*RECORDS PROVIDED*:
---
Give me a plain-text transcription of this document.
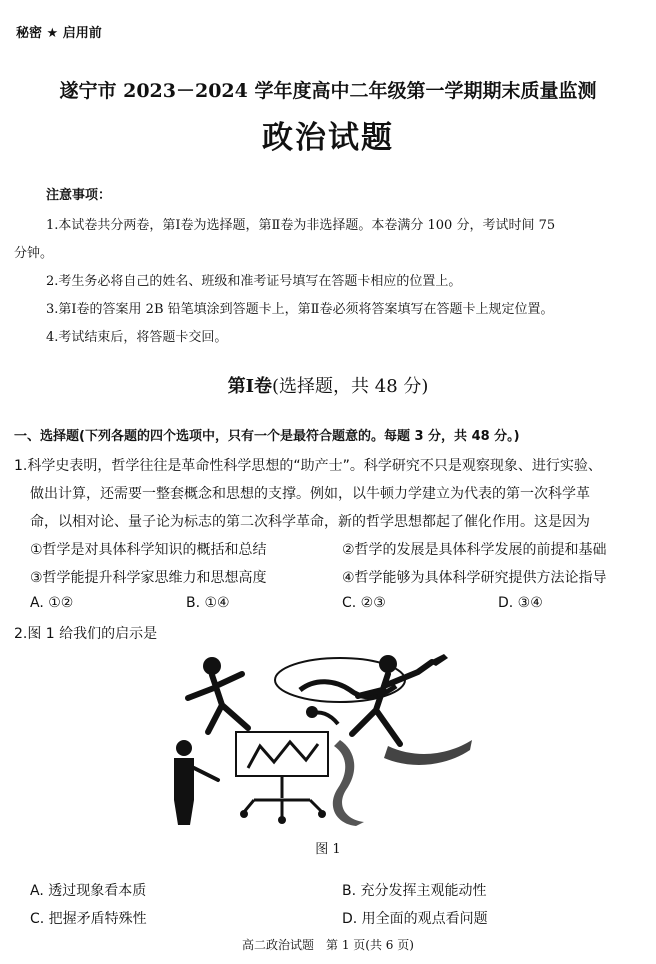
秘密 ★ 启用前
遂宁市 2023－2024 学年度高中二年级第一学期期末质量监测
政治试题
注意事项：
1.本试卷共分两卷，第Ⅰ卷为选择题，第Ⅱ卷为非选择题。本卷满分 100 分，考试时间 75
分钟。
2.考生务必将自己的姓名、班级和准考证号填写在答题卡相应的位置上。
3.第Ⅰ卷的答案用 2B 铅笔填涂到答题卡上，第Ⅱ卷必须将答案填写在答题卡上规定位置。
4.考试结束后，将答题卡交回。
第Ⅰ卷(选择题，共 48 分)
一、选择题(下列各题的四个选项中，只有一个是最符合题意的。每题 3 分，共 48 分。)
1.科学史表明，哲学往往是革命性科学思想的“助产士”。科学研究不只是观察现象、进行实验、
做出计算，还需要一整套概念和思想的支撑。例如，以牛顿力学建立为代表的第一次科学革
命，以相对论、量子论为标志的第二次科学革命，新的哲学思想都起了催化作用。这是因为
①哲学是对具体科学知识的概括和总结	②哲学的发展是具体科学发展的前提和基础
③哲学能提升科学家思维力和思想高度	④哲学能够为具体科学研究提供方法论指导
A. ①②	B. ①④	C. ②③	D. ③④
2.图 1 给我们的启示是
图 1
A. 透过现象看本质	B. 充分发挥主观能动性
C. 把握矛盾特殊性	D. 用全面的观点看问题
高二政治试题　第 1 页(共 6 页)
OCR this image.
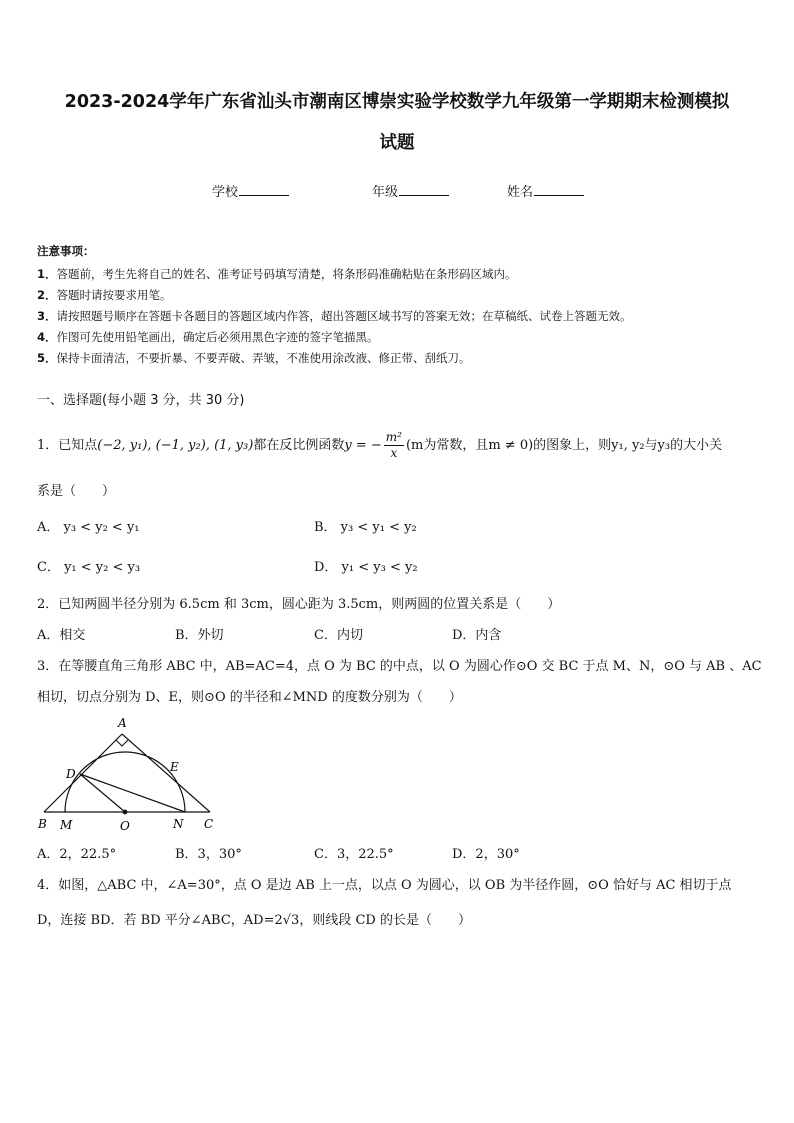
2023-2024学年广东省汕头市潮南区博崇实验学校数学九年级第一学期期末检测模拟
试题
学校	年级	姓名
注意事项：
1．答题前，考生先将自己的姓名、准考证号码填写清楚，将条形码准确粘贴在条形码区域内。
2．答题时请按要求用笔。
3．请按照题号顺序在答题卡各题目的答题区域内作答，超出答题区域书写的答案无效；在草稿纸、试卷上答题无效。
4．作图可先使用铅笔画出，确定后必须用黑色字迹的签字笔描黑。
5．保持卡面清洁，不要折暴、不要弄破、弄皱，不准使用涂改液、修正带、刮纸刀。
一、选择题(每小题 3 分，共 30 分)
1．已知点(−2, y₁), (−1, y₂), (1, y₃)都在反比例函数y = − $\frac{\text{m²}}{x} (m$为常数，且m ≠ 0)的图象上，则y₁, y₂与y₃的大小关
系是（　　）
A． y₃ < y₂ < y₁	B． y₃ < y₁ < y₂
C． y₁ < y₂ < y₃	D． y₁ < y₃ < y₂
2．已知两圆半径分别为 6.5cm 和 3cm，圆心距为 3.5cm，则两圆的位置关系是（　　）
A．相交	B．外切	C．内切	D．内含
3．在等腰直角三角形 ABC 中，AB=AC=4，点 O 为 BC 的中点，以 O 为圆心作⊙O 交 BC 于点 M、N，⊙O 与 AB 、AC
相切，切点分别为 D、E，则⊙O 的半径和∠MND 的度数分别为（　　）
A
D	E
B M	O	N C
A．2，22.5°	B．3，30°	C．3，22.5°	D．2，30°
4．如图，△ABC 中，∠A=30°，点 O 是边 AB 上一点，以点 O 为圆心，以 OB 为半径作圆，⊙O 恰好与 AC 相切于点
D，连接 BD．若 BD 平分∠ABC，AD=2√3，则线段 CD 的长是（　　）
---
*TASK TO COMPLETE*: Print all of the entries word for word. Skip any images they contain.

*ANSWER IN FULL*:
Give me a plain-text transcription of this document.
秘密 ★ 启用前
遂宁市 2023－2024 学年度高中二年级第一学期期末质量监测
政治试题
注意事项：
1.本试卷共分两卷，第Ⅰ卷为选择题，第Ⅱ卷为非选择题。本卷满分 100 分，考试时间 75
分钟。
2.考生务必将自己的姓名、班级和准考证号填写在答题卡相应的位置上。
3.第Ⅰ卷的答案用 2B 铅笔填涂到答题卡上，第Ⅱ卷必须将答案填写在答题卡上规定位置。
4.考试结束后，将答题卡交回。
第Ⅰ卷(选择题，共 48 分)
一、选择题(下列各题的四个选项中，只有一个是最符合题意的。每题 3 分，共 48 分。)
1.科学史表明，哲学往往是革命性科学思想的“助产士”。科学研究不只是观察现象、进行实验、
做出计算，还需要一整套概念和思想的支撑。例如，以牛顿力学建立为代表的第一次科学革
命，以相对论、量子论为标志的第二次科学革命，新的哲学思想都起了催化作用。这是因为
①哲学是对具体科学知识的概括和总结	②哲学的发展是具体科学发展的前提和基础
③哲学能提升科学家思维力和思想高度	④哲学能够为具体科学研究提供方法论指导
A. ①②	B. ①④	C. ②③	D. ③④
2.图 1 给我们的启示是
图 1
A. 透过现象看本质	B. 充分发挥主观能动性
C. 把握矛盾特殊性	D. 用全面的观点看问题
高二政治试题　第 1 页(共 6 页)
OCR this image.
2023-2024学年广东省汕头市潮南区博崇实验学校数学九年级第一学期期末检测模拟
试题
学校	年级	姓名
注意事项：
1．答题前，考生先将自己的姓名、准考证号码填写清楚，将条形码准确粘贴在条形码区域内。
2．答题时请按要求用笔。
3．请按照题号顺序在答题卡各题目的答题区域内作答，超出答题区域书写的答案无效；在草稿纸、试卷上答题无效。
4．作图可先使用铅笔画出，确定后必须用黑色字迹的签字笔描黑。
5．保持卡面清洁，不要折暴、不要弄破、弄皱，不准使用涂改液、修正带、刮纸刀。
一、选择题(每小题 3 分，共 30 分)
1．已知点(−2, y₁), (−1, y₂), (1, y₃)都在反比例函数y = − $\frac{\text{m²}}{x} (m$为常数，且m ≠ 0)的图象上，则y₁, y₂与y₃的大小关
系是（　　）
A． y₃ < y₂ < y₁	B． y₃ < y₁ < y₂
C． y₁ < y₂ < y₃	D． y₁ < y₃ < y₂
2．已知两圆半径分别为 6.5cm 和 3cm，圆心距为 3.5cm，则两圆的位置关系是（　　）
A．相交	B．外切	C．内切	D．内含
3．在等腰直角三角形 ABC 中，AB=AC=4，点 O 为 BC 的中点，以 O 为圆心作⊙O 交 BC 于点 M、N，⊙O 与 AB 、AC
相切，切点分别为 D、E，则⊙O 的半径和∠MND 的度数分别为（　　）
A
D	E
B M	O	N C
A．2，22.5°	B．3，30°	C．3，22.5°	D．2，30°
4．如图，△ABC 中，∠A=30°，点 O 是边 AB 上一点，以点 O 为圆心，以 OB 为半径作圆，⊙O 恰好与 AC 相切于点
D，连接 BD．若 BD 平分∠ABC，AD=2√3，则线段 CD 的长是（　　）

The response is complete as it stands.